THE TASK:
What number of lines contain the word "this"? Reply with the number and nothing else.

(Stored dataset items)
◆ ◆ ◆ ◆
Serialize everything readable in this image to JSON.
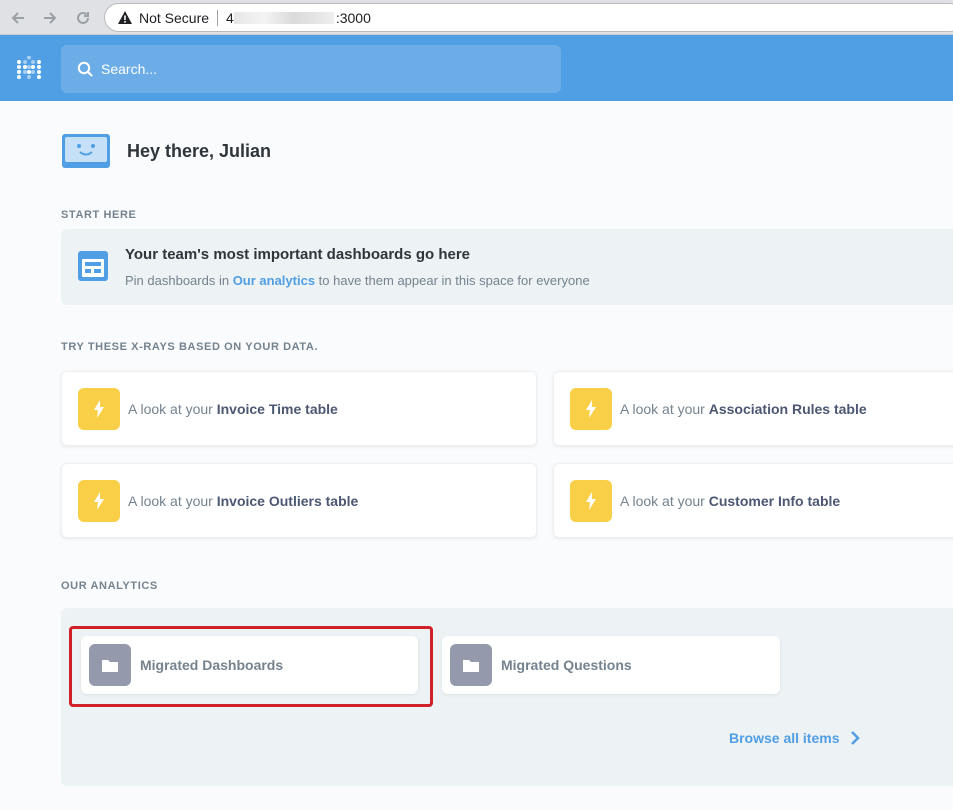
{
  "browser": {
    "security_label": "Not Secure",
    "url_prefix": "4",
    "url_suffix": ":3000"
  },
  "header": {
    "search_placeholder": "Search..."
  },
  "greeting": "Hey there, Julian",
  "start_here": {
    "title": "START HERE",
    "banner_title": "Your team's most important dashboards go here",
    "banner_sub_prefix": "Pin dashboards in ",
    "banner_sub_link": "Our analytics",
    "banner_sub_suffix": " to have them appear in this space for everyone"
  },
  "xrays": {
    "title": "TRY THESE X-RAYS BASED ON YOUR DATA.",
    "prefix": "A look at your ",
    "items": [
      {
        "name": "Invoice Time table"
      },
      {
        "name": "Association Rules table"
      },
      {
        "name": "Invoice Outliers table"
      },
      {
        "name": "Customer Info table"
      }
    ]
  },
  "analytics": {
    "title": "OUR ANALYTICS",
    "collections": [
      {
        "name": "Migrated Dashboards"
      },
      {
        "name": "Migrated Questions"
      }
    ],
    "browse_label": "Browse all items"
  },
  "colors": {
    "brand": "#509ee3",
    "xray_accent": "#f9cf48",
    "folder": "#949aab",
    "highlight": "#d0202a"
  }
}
◆ ◆ ◆ ◆
SOLUTION:
2